**Exercise instructions:** Rewrite the rows below with "answer-blank" changed to "blank-box" wherever it occurs, leaving everything else as it is.

**Items:**
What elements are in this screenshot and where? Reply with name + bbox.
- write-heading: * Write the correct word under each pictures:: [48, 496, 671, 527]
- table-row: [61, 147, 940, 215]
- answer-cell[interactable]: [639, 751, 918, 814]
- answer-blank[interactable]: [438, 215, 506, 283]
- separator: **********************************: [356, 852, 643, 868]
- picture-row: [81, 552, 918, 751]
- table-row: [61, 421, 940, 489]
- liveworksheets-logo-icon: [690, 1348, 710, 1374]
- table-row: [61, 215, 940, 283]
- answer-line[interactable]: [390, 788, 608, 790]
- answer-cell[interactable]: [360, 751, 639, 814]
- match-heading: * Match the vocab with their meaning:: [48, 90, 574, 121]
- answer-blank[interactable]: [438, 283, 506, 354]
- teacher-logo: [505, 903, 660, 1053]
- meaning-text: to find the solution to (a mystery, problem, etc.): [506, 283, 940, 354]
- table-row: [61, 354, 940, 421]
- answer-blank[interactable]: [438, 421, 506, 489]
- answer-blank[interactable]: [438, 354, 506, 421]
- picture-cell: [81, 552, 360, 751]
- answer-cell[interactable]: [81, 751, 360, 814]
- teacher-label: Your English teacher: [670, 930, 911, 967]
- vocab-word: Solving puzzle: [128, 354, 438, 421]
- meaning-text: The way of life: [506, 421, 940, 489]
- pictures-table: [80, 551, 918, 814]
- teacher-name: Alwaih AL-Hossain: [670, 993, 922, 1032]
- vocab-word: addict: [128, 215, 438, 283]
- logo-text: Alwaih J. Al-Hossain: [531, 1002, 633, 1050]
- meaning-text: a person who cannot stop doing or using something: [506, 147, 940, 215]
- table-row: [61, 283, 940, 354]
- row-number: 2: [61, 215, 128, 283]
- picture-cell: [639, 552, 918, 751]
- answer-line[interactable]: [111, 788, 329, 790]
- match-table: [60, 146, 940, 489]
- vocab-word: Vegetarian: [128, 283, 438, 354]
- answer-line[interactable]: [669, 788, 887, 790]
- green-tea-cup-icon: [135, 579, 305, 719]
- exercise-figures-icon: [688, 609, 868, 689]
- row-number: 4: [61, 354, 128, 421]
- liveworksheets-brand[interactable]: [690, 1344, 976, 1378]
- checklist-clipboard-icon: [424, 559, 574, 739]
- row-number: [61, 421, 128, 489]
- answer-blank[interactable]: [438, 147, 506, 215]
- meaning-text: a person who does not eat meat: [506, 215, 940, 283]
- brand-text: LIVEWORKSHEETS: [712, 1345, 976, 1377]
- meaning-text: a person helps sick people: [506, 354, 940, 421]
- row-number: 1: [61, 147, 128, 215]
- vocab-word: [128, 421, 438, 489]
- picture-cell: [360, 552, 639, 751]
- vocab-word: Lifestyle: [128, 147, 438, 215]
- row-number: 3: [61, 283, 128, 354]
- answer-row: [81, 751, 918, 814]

**Solved problem:**
What elements are in this screenshot and where? Reply with name + bbox.
- write-heading: * Write the correct word under each pictures:: [48, 496, 671, 527]
- table-row: [61, 147, 940, 215]
- answer-cell[interactable]: [639, 751, 918, 814]
- blank-box[interactable]: [438, 215, 506, 283]
- separator: **********************************: [356, 852, 643, 868]
- picture-row: [81, 552, 918, 751]
- table-row: [61, 421, 940, 489]
- liveworksheets-logo-icon: [690, 1348, 710, 1374]
- table-row: [61, 215, 940, 283]
- answer-line[interactable]: [390, 788, 608, 790]
- answer-cell[interactable]: [360, 751, 639, 814]
- match-heading: * Match the vocab with their meaning:: [48, 90, 574, 121]
- blank-box[interactable]: [438, 283, 506, 354]
- teacher-logo: [505, 903, 660, 1053]
- meaning-text: to find the solution to (a mystery, problem, etc.): [506, 283, 940, 354]
- table-row: [61, 354, 940, 421]
- blank-box[interactable]: [438, 421, 506, 489]
- blank-box[interactable]: [438, 354, 506, 421]
- picture-cell: [81, 552, 360, 751]
- answer-cell[interactable]: [81, 751, 360, 814]
- teacher-label: Your English teacher: [670, 930, 911, 967]
- vocab-word: Solving puzzle: [128, 354, 438, 421]
- meaning-text: The way of life: [506, 421, 940, 489]
- pictures-table: [80, 551, 918, 814]
- teacher-name: Alwaih AL-Hossain: [670, 993, 922, 1032]
- vocab-word: addict: [128, 215, 438, 283]
- logo-text: Alwaih J. Al-Hossain: [531, 1002, 633, 1050]
- meaning-text: a person who cannot stop doing or using something: [506, 147, 940, 215]
- table-row: [61, 283, 940, 354]
- row-number: 2: [61, 215, 128, 283]
- picture-cell: [639, 552, 918, 751]
- answer-line[interactable]: [111, 788, 329, 790]
- match-table: [60, 146, 940, 489]
- vocab-word: Vegetarian: [128, 283, 438, 354]
- answer-line[interactable]: [669, 788, 887, 790]
- green-tea-cup-icon: [135, 579, 305, 719]
- exercise-figures-icon: [688, 609, 868, 689]
- row-number: 4: [61, 354, 128, 421]
- liveworksheets-brand[interactable]: [690, 1344, 976, 1378]
- checklist-clipboard-icon: [424, 559, 574, 739]
- row-number: [61, 421, 128, 489]
- blank-box[interactable]: [438, 147, 506, 215]
- meaning-text: a person who does not eat meat: [506, 215, 940, 283]
- brand-text: LIVEWORKSHEETS: [712, 1345, 976, 1377]
- meaning-text: a person helps sick people: [506, 354, 940, 421]
- row-number: 1: [61, 147, 128, 215]
- vocab-word: [128, 421, 438, 489]
- picture-cell: [360, 552, 639, 751]
- vocab-word: Lifestyle: [128, 147, 438, 215]
- row-number: 3: [61, 283, 128, 354]
- answer-row: [81, 751, 918, 814]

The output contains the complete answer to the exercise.